PROBLEM DESCRIPTION
Scan the material below for lines with the word "accel" and report how many there are, with nothing added.

EXTRACTED ENTRIES

_____

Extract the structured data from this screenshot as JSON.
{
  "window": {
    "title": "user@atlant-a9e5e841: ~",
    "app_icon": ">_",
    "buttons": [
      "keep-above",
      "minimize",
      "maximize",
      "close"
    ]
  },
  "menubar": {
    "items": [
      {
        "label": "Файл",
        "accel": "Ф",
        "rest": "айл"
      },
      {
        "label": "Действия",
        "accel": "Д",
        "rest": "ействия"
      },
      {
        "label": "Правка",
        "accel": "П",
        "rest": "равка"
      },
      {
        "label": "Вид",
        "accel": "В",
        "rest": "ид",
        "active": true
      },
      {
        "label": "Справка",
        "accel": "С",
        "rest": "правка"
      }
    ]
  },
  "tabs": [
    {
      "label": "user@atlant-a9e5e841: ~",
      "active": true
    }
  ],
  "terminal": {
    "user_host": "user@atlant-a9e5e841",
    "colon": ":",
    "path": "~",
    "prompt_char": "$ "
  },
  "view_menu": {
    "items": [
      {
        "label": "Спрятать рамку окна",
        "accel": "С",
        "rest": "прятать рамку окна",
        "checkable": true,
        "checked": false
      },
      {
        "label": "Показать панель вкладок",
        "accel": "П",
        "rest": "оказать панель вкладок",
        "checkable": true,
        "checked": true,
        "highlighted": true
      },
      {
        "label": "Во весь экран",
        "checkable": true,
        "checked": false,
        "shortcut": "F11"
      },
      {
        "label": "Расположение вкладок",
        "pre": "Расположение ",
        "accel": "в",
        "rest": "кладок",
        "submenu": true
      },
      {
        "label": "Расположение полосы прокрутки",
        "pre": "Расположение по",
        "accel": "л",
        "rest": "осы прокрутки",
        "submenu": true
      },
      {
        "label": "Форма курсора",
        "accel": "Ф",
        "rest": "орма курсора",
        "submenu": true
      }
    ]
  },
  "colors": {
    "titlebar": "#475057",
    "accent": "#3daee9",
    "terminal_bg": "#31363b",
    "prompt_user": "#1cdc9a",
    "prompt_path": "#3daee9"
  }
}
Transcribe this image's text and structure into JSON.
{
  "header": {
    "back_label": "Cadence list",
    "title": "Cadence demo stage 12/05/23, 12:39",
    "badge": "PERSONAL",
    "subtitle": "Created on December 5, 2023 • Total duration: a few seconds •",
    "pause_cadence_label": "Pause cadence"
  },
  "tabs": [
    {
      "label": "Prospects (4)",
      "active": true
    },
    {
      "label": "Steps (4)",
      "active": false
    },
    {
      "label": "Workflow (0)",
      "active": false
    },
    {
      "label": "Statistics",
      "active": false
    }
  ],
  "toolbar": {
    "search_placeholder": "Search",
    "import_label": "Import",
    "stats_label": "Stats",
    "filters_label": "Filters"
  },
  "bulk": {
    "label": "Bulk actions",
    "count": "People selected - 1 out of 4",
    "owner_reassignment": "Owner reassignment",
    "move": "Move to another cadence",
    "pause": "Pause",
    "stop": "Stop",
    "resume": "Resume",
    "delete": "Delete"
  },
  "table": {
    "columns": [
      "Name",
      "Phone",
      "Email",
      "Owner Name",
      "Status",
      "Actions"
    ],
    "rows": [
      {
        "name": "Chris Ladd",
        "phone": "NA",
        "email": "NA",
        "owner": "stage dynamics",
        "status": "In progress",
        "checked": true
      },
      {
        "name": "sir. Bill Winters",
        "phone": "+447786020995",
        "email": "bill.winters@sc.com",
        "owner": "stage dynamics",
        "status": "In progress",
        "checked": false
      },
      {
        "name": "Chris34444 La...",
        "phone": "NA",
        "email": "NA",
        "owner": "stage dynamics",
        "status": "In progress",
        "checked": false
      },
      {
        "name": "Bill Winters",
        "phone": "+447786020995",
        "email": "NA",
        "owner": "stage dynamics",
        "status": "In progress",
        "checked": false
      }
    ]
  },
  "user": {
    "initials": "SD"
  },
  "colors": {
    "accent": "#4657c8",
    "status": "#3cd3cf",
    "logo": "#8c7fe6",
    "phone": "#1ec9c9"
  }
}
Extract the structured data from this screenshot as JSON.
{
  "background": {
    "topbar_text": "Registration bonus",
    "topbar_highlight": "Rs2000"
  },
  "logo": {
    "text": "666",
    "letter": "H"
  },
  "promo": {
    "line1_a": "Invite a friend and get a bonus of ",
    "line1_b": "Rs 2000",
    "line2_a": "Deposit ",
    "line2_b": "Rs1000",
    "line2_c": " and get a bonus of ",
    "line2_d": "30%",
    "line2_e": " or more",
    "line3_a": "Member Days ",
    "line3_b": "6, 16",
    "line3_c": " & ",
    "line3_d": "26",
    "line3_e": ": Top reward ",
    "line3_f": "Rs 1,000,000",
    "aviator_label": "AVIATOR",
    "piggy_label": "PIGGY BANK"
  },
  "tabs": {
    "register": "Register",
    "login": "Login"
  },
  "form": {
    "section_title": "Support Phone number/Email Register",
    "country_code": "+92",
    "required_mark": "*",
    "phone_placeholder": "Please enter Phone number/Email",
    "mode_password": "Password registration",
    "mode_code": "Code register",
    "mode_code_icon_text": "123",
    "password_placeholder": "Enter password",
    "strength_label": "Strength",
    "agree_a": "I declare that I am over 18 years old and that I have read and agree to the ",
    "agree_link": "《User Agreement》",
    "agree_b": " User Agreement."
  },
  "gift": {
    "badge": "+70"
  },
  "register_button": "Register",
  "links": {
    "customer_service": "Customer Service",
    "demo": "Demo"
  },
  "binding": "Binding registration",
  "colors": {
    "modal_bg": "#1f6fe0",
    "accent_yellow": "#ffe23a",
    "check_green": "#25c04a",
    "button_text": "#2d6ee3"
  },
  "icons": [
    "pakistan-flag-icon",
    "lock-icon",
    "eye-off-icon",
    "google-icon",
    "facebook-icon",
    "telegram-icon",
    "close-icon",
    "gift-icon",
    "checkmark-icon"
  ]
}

_____

EXERCISE OUTPUT
10